STATED PROBLEM
Extract the full listing verbatim and drop any pictures from your copy.
+++
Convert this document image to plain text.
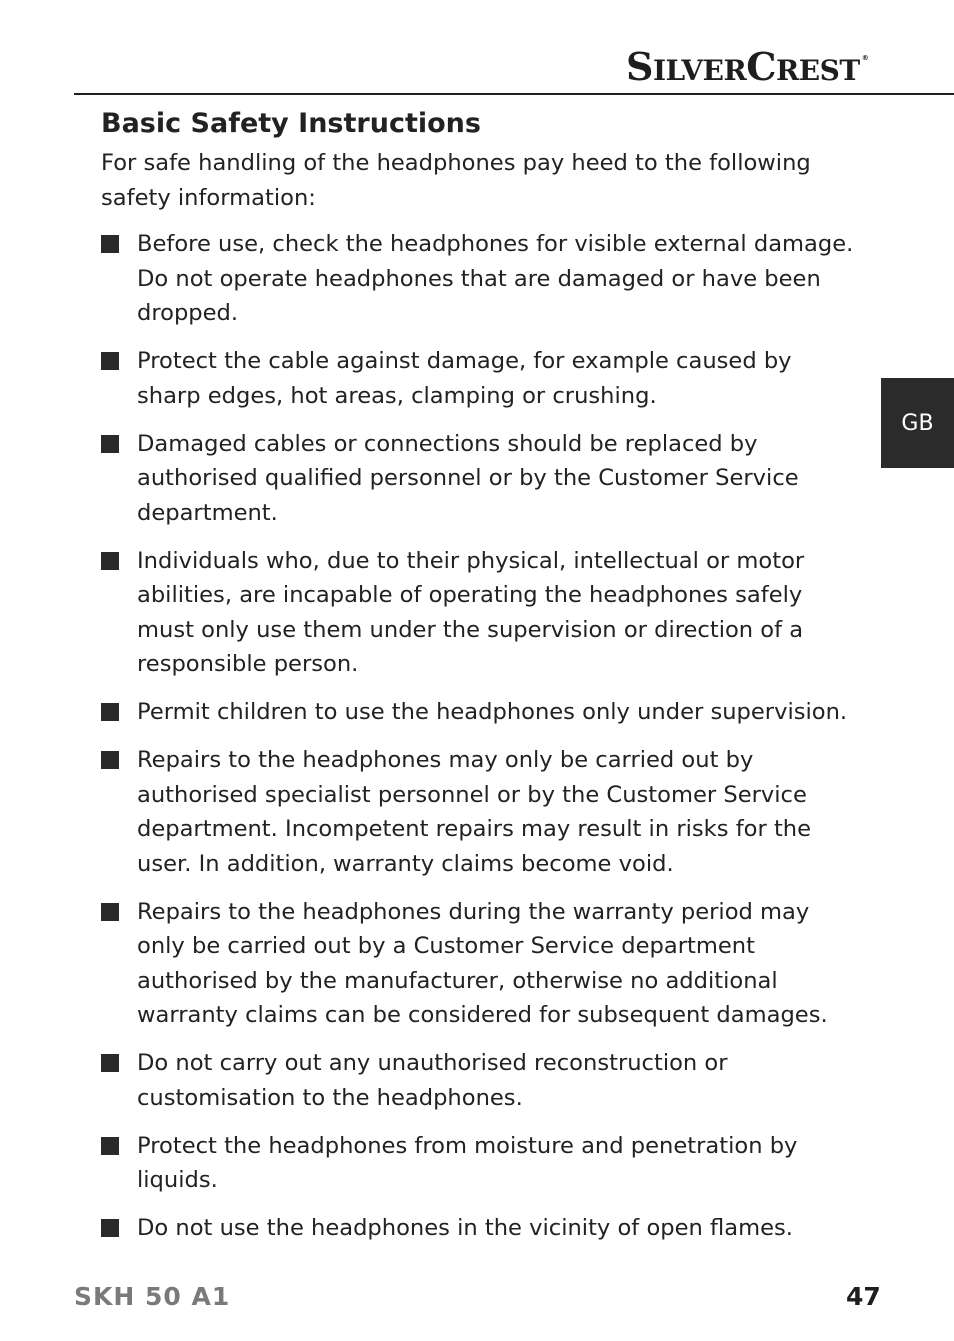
SILVERCREST ®
Basic Safety Instructions

For safe handling of the headphones pay heed to the following safety information:

Before use, check the headphones for visible external damage. Do not operate headphones that are damaged or have been dropped.
Protect the cable against damage, for example caused by sharp edges, hot areas, clamping or crushing.
Damaged cables or connections should be replaced by authorised qualified personnel or by the Customer Service department.
Individuals who, due to their physical, intellectual or motor abilities, are incapable of operating the headphones safely must only use them under the supervision or direction of a responsible person.
Permit children to use the headphones only under supervision.
Repairs to the headphones may only be carried out by authorised specialist personnel or by the Customer Service department. Incompetent repairs may result in risks for the user. In addition, warranty claims become void.
Repairs to the headphones during the warranty period may only be carried out by a Customer Service department authorised by the manufacturer, otherwise no additional warranty claims can be considered for subsequent damages.
Do not carry out any unauthorised reconstruction or customisation to the headphones.
Protect the headphones from moisture and penetration by liquids.
Do not use the headphones in the vicinity of open flames.
GB
SKH 50 A1	47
+++
RESPONSE
Convert this document image to plain text.
SILVERCREST ®
Basic Safety Instructions

For safe handling of the headphones pay heed to the following safety information:

Before use, check the headphones for visible external damage. Do not operate headphones that are damaged or have been dropped.
Protect the cable against damage, for example caused by sharp edges, hot areas, clamping or crushing.
Damaged cables or connections should be replaced by authorised qualified personnel or by the Customer Service department.
Individuals who, due to their physical, intellectual or motor abilities, are incapable of operating the headphones safely must only use them under the supervision or direction of a responsible person.
Permit children to use the headphones only under supervision.
Repairs to the headphones may only be carried out by authorised specialist personnel or by the Customer Service department. Incompetent repairs may result in risks for the user. In addition, warranty claims become void.
Repairs to the headphones during the warranty period may only be carried out by a Customer Service department authorised by the manufacturer, otherwise no additional warranty claims can be considered for subsequent damages.
Do not carry out any unauthorised reconstruction or customisation to the headphones.
Protect the headphones from moisture and penetration by liquids.
Do not use the headphones in the vicinity of open flames.
GB
SKH 50 A1	47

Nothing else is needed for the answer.